▶ [Instruction] Scan the records and identify every line in which the string "nTyrkia" occurs, then return those lines.

▶ [Provided data]
******************************

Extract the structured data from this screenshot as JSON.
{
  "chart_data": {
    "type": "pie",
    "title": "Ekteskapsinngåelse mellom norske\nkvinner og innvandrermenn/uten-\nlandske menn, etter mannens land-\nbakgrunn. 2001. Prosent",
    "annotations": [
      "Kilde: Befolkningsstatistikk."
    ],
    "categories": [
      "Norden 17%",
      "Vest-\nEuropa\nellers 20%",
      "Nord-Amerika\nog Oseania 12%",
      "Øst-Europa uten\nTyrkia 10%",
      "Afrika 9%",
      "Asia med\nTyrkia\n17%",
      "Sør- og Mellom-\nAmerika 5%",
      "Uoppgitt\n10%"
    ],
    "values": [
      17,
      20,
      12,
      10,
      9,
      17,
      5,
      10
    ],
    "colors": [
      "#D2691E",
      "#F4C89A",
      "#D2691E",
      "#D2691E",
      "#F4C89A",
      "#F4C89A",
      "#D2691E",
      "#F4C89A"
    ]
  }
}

******************************

▶ [Complete answer]
      "Øst-Europa uten\nTyrkia 10%",
      "Asia med\nTyrkia\n17%",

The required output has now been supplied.